» Problem description: The entries are to be returned exactly, with images left out.

— Start Dataset content —

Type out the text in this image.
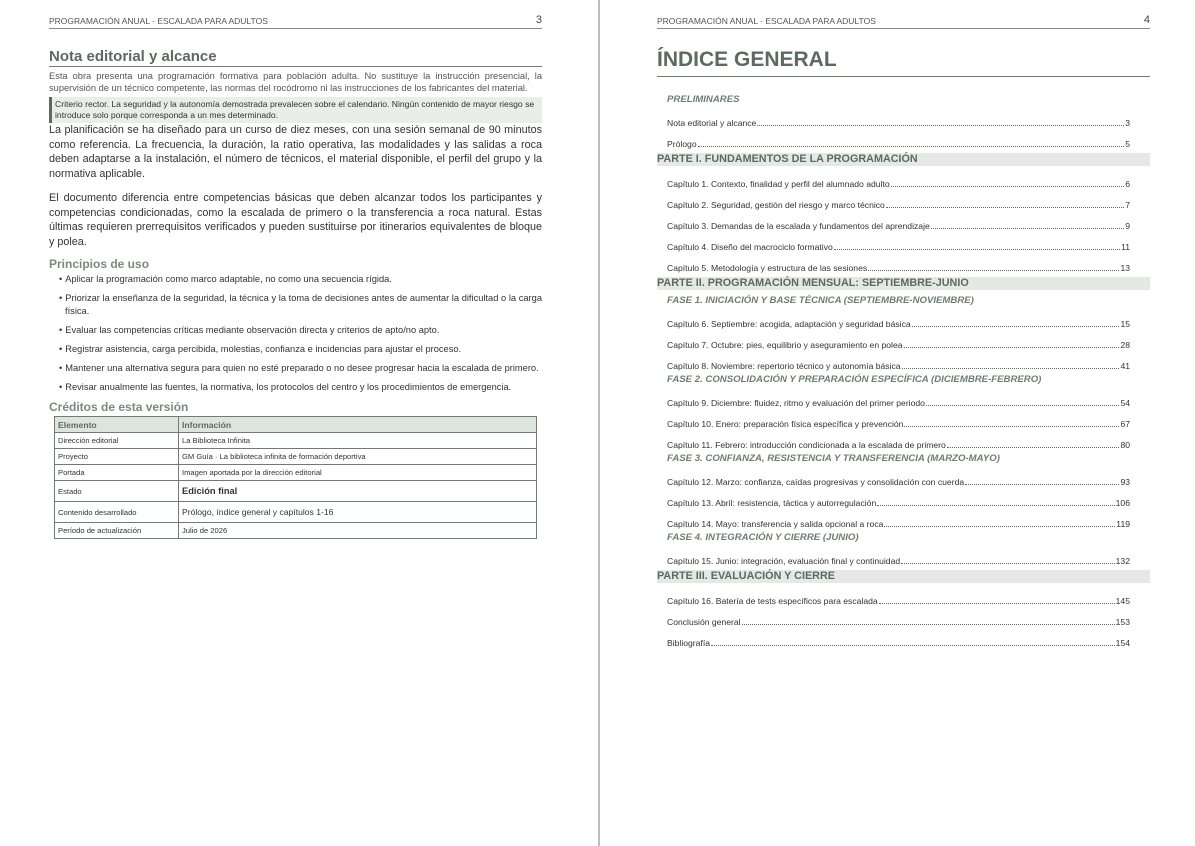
PROGRAMACIÓN ANUAL · ESCALADA PARA ADULTOS	3
Nota editorial y alcance

Esta obra presenta una programación formativa para población adulta. No sustituye la instrucción presencial, la supervisión de un técnico competente, las normas del rocódromo ni las instrucciones de los fabricantes del material.

Criterio rector. La seguridad y la autonomía demostrada prevalecen sobre el calendario. Ningún contenido de mayor riesgo se introduce solo porque corresponda a un mes determinado.

La planificación se ha diseñado para un curso de diez meses, con una sesión semanal de 90 minutos como referencia. La frecuencia, la duración, la ratio operativa, las modalidades y las salidas a roca deben adaptarse a la instalación, el número de técnicos, el material disponible, el perfil del grupo y la normativa aplicable.

El documento diferencia entre competencias básicas que deben alcanzar todos los participantes y competencias condicionadas, como la escalada de primero o la transferencia a roca natural. Estas últimas requieren prerrequisitos verificados y pueden sustituirse por itinerarios equivalentes de bloque y polea.

Principios de uso
• Aplicar la programación como marco adaptable, no como una secuencia rígida.
• Priorizar la enseñanza de la seguridad, la técnica y la toma de decisiones antes de aumentar la dificultad o la carga física.
• Evaluar las competencias críticas mediante observación directa y criterios de apto/no apto.
• Registrar asistencia, carga percibida, molestias, confianza e incidencias para ajustar el proceso.
• Mantener una alternativa segura para quien no esté preparado o no desee progresar hacia la escalada de primero.
• Revisar anualmente las fuentes, la normativa, los protocolos del centro y los procedimientos de emergencia.
Créditos de esta versión
Elemento	Información
Dirección editorial	La Biblioteca Infinita
Proyecto	GM Guía · La biblioteca infinita de formación deportiva
Portada	Imagen aportada por la dirección editorial
Estado	Edición final
Contenido desarrollado	Prólogo, índice general y capítulos 1-16
Período de actualización	Julio de 2026
PROGRAMACIÓN ANUAL · ESCALADA PARA ADULTOS	4
ÍNDICE GENERAL
PRELIMINARES
Nota editorial y alcance	3
Prólogo	5
PARTE I. FUNDAMENTOS DE LA PROGRAMACIÓN
Capítulo 1. Contexto, finalidad y perfil del alumnado adulto	6
Capítulo 2. Seguridad, gestión del riesgo y marco técnico	7
Capítulo 3. Demandas de la escalada y fundamentos del aprendizaje	9
Capítulo 4. Diseño del macrociclo formativo	11
Capítulo 5. Metodología y estructura de las sesiones	13
PARTE II. PROGRAMACIÓN MENSUAL: SEPTIEMBRE-JUNIO
FASE 1. INICIACIÓN Y BASE TÉCNICA (SEPTIEMBRE-NOVIEMBRE)
Capítulo 6. Septiembre: acogida, adaptación y seguridad básica	15
Capítulo 7. Octubre: pies, equilibrio y aseguramiento en polea	28
Capítulo 8. Noviembre: repertorio técnico y autonomía básica	41
FASE 2. CONSOLIDACIÓN Y PREPARACIÓN ESPECÍFICA (DICIEMBRE-FEBRERO)
Capítulo 9. Diciembre: fluidez, ritmo y evaluación del primer periodo	54
Capítulo 10. Enero: preparación física específica y prevención	67
Capítulo 11. Febrero: introducción condicionada a la escalada de primero	80
FASE 3. CONFIANZA, RESISTENCIA Y TRANSFERENCIA (MARZO-MAYO)
Capítulo 12. Marzo: confianza, caídas progresivas y consolidación con cuerda	93
Capítulo 13. Abril: resistencia, táctica y autorregulación	106
Capítulo 14. Mayo: transferencia y salida opcional a roca	119
FASE 4. INTEGRACIÓN Y CIERRE (JUNIO)
Capítulo 15. Junio: integración, evaluación final y continuidad	132
PARTE III. EVALUACIÓN Y CIERRE
Capítulo 16. Batería de tests específicos para escalada	145
Conclusión general	153
Bibliografía	154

— End Dataset content —

» Correct response:
Type out the text in this image.
PROGRAMACIÓN ANUAL · ESCALADA PARA ADULTOS	3
Nota editorial y alcance

Esta obra presenta una programación formativa para población adulta. No sustituye la instrucción presencial, la supervisión de un técnico competente, las normas del rocódromo ni las instrucciones de los fabricantes del material.

Criterio rector. La seguridad y la autonomía demostrada prevalecen sobre el calendario. Ningún contenido de mayor riesgo se introduce solo porque corresponda a un mes determinado.

La planificación se ha diseñado para un curso de diez meses, con una sesión semanal de 90 minutos como referencia. La frecuencia, la duración, la ratio operativa, las modalidades y las salidas a roca deben adaptarse a la instalación, el número de técnicos, el material disponible, el perfil del grupo y la normativa aplicable.

El documento diferencia entre competencias básicas que deben alcanzar todos los participantes y competencias condicionadas, como la escalada de primero o la transferencia a roca natural. Estas últimas requieren prerrequisitos verificados y pueden sustituirse por itinerarios equivalentes de bloque y polea.

Principios de uso
• Aplicar la programación como marco adaptable, no como una secuencia rígida.
• Priorizar la enseñanza de la seguridad, la técnica y la toma de decisiones antes de aumentar la dificultad o la carga física.
• Evaluar las competencias críticas mediante observación directa y criterios de apto/no apto.
• Registrar asistencia, carga percibida, molestias, confianza e incidencias para ajustar el proceso.
• Mantener una alternativa segura para quien no esté preparado o no desee progresar hacia la escalada de primero.
• Revisar anualmente las fuentes, la normativa, los protocolos del centro y los procedimientos de emergencia.
Créditos de esta versión
Elemento	Información
Dirección editorial	La Biblioteca Infinita
Proyecto	GM Guía · La biblioteca infinita de formación deportiva
Portada	Imagen aportada por la dirección editorial
Estado	Edición final
Contenido desarrollado	Prólogo, índice general y capítulos 1-16
Período de actualización	Julio de 2026
PROGRAMACIÓN ANUAL · ESCALADA PARA ADULTOS	4
ÍNDICE GENERAL
PRELIMINARES
Nota editorial y alcance	3
Prólogo	5
PARTE I. FUNDAMENTOS DE LA PROGRAMACIÓN
Capítulo 1. Contexto, finalidad y perfil del alumnado adulto	6
Capítulo 2. Seguridad, gestión del riesgo y marco técnico	7
Capítulo 3. Demandas de la escalada y fundamentos del aprendizaje	9
Capítulo 4. Diseño del macrociclo formativo	11
Capítulo 5. Metodología y estructura de las sesiones	13
PARTE II. PROGRAMACIÓN MENSUAL: SEPTIEMBRE-JUNIO
FASE 1. INICIACIÓN Y BASE TÉCNICA (SEPTIEMBRE-NOVIEMBRE)
Capítulo 6. Septiembre: acogida, adaptación y seguridad básica	15
Capítulo 7. Octubre: pies, equilibrio y aseguramiento en polea	28
Capítulo 8. Noviembre: repertorio técnico y autonomía básica	41
FASE 2. CONSOLIDACIÓN Y PREPARACIÓN ESPECÍFICA (DICIEMBRE-FEBRERO)
Capítulo 9. Diciembre: fluidez, ritmo y evaluación del primer periodo	54
Capítulo 10. Enero: preparación física específica y prevención	67
Capítulo 11. Febrero: introducción condicionada a la escalada de primero	80
FASE 3. CONFIANZA, RESISTENCIA Y TRANSFERENCIA (MARZO-MAYO)
Capítulo 12. Marzo: confianza, caídas progresivas y consolidación con cuerda	93
Capítulo 13. Abril: resistencia, táctica y autorregulación	106
Capítulo 14. Mayo: transferencia y salida opcional a roca	119
FASE 4. INTEGRACIÓN Y CIERRE (JUNIO)
Capítulo 15. Junio: integración, evaluación final y continuidad	132
PARTE III. EVALUACIÓN Y CIERRE
Capítulo 16. Batería de tests específicos para escalada	145
Conclusión general	153
Bibliografía	154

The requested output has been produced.